### Records contained in a dataset
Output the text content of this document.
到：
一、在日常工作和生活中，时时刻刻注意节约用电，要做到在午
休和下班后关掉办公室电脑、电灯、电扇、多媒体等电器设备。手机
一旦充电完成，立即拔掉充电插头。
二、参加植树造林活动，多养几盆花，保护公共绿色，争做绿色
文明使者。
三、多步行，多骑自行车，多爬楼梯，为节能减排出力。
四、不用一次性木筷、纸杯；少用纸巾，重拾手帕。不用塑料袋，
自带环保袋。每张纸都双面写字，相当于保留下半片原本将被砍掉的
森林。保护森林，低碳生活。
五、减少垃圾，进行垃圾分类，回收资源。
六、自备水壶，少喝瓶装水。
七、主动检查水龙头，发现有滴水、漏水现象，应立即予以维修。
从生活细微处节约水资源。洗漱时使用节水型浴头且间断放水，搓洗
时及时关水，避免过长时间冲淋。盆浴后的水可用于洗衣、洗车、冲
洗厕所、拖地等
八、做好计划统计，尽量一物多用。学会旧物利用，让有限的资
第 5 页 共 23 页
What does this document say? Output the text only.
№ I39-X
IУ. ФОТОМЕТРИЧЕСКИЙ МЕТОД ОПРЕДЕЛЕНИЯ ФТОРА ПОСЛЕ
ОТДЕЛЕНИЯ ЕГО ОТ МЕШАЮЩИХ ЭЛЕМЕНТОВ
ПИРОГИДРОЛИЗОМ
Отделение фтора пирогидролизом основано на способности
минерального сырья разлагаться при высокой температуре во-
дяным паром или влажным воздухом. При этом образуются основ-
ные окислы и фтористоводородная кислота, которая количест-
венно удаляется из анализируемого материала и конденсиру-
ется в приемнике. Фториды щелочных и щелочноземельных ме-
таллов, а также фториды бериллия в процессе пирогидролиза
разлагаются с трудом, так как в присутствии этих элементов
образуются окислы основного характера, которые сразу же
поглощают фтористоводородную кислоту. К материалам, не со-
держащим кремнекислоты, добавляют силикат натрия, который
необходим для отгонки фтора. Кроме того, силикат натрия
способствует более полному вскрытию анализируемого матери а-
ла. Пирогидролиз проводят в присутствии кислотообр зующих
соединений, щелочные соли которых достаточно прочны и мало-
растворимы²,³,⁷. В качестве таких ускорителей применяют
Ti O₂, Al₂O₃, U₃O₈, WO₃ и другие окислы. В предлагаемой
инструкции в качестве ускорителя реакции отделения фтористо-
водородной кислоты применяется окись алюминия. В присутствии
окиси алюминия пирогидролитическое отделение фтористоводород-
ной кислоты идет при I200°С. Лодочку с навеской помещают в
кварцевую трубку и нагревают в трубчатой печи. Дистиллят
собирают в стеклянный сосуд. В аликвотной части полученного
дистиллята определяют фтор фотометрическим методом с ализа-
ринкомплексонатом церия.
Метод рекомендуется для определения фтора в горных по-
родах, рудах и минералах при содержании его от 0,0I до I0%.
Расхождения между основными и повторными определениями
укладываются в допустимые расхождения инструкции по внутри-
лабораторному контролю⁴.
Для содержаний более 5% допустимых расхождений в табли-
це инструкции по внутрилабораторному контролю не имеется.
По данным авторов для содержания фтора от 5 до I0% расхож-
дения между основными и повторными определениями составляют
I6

### Problem to work on
Write out the records above again, keeping each one identical to the original.

### Task answer
Output the text content of this document.
到：
一、在日常工作和生活中，时时刻刻注意节约用电，要做到在午
休和下班后关掉办公室电脑、电灯、电扇、多媒体等电器设备。手机
一旦充电完成，立即拔掉充电插头。
二、参加植树造林活动，多养几盆花，保护公共绿色，争做绿色
文明使者。
三、多步行，多骑自行车，多爬楼梯，为节能减排出力。
四、不用一次性木筷、纸杯；少用纸巾，重拾手帕。不用塑料袋，
自带环保袋。每张纸都双面写字，相当于保留下半片原本将被砍掉的
森林。保护森林，低碳生活。
五、减少垃圾，进行垃圾分类，回收资源。
六、自备水壶，少喝瓶装水。
七、主动检查水龙头，发现有滴水、漏水现象，应立即予以维修。
从生活细微处节约水资源。洗漱时使用节水型浴头且间断放水，搓洗
时及时关水，避免过长时间冲淋。盆浴后的水可用于洗衣、洗车、冲
洗厕所、拖地等
八、做好计划统计，尽量一物多用。学会旧物利用，让有限的资
第 5 页 共 23 页
What does this document say? Output the text only.
№ I39-X
IУ. ФОТОМЕТРИЧЕСКИЙ МЕТОД ОПРЕДЕЛЕНИЯ ФТОРА ПОСЛЕ
ОТДЕЛЕНИЯ ЕГО ОТ МЕШАЮЩИХ ЭЛЕМЕНТОВ
ПИРОГИДРОЛИЗОМ
Отделение фтора пирогидролизом основано на способности
минерального сырья разлагаться при высокой температуре во-
дяным паром или влажным воздухом. При этом образуются основ-
ные окислы и фтористоводородная кислота, которая количест-
венно удаляется из анализируемого материала и конденсиру-
ется в приемнике. Фториды щелочных и щелочноземельных ме-
таллов, а также фториды бериллия в процессе пирогидролиза
разлагаются с трудом, так как в присутствии этих элементов
образуются окислы основного характера, которые сразу же
поглощают фтористоводородную кислоту. К материалам, не со-
держащим кремнекислоты, добавляют силикат натрия, который
необходим для отгонки фтора. Кроме того, силикат натрия
способствует более полному вскрытию анализируемого матери а-
ла. Пирогидролиз проводят в присутствии кислотообр зующих
соединений, щелочные соли которых достаточно прочны и мало-
растворимы²,³,⁷. В качестве таких ускорителей применяют
Ti O₂, Al₂O₃, U₃O₈, WO₃ и другие окислы. В предлагаемой
инструкции в качестве ускорителя реакции отделения фтористо-
водородной кислоты применяется окись алюминия. В присутствии
окиси алюминия пирогидролитическое отделение фтористоводород-
ной кислоты идет при I200°С. Лодочку с навеской помещают в
кварцевую трубку и нагревают в трубчатой печи. Дистиллят
собирают в стеклянный сосуд. В аликвотной части полученного
дистиллята определяют фтор фотометрическим методом с ализа-
ринкомплексонатом церия.
Метод рекомендуется для определения фтора в горных по-
родах, рудах и минералах при содержании его от 0,0I до I0%.
Расхождения между основными и повторными определениями
укладываются в допустимые расхождения инструкции по внутри-
лабораторному контролю⁴.
Для содержаний более 5% допустимых расхождений в табли-
це инструкции по внутрилабораторному контролю не имеется.
По данным авторов для содержания фтора от 5 до I0% расхож-
дения между основными и повторными определениями составляют
I6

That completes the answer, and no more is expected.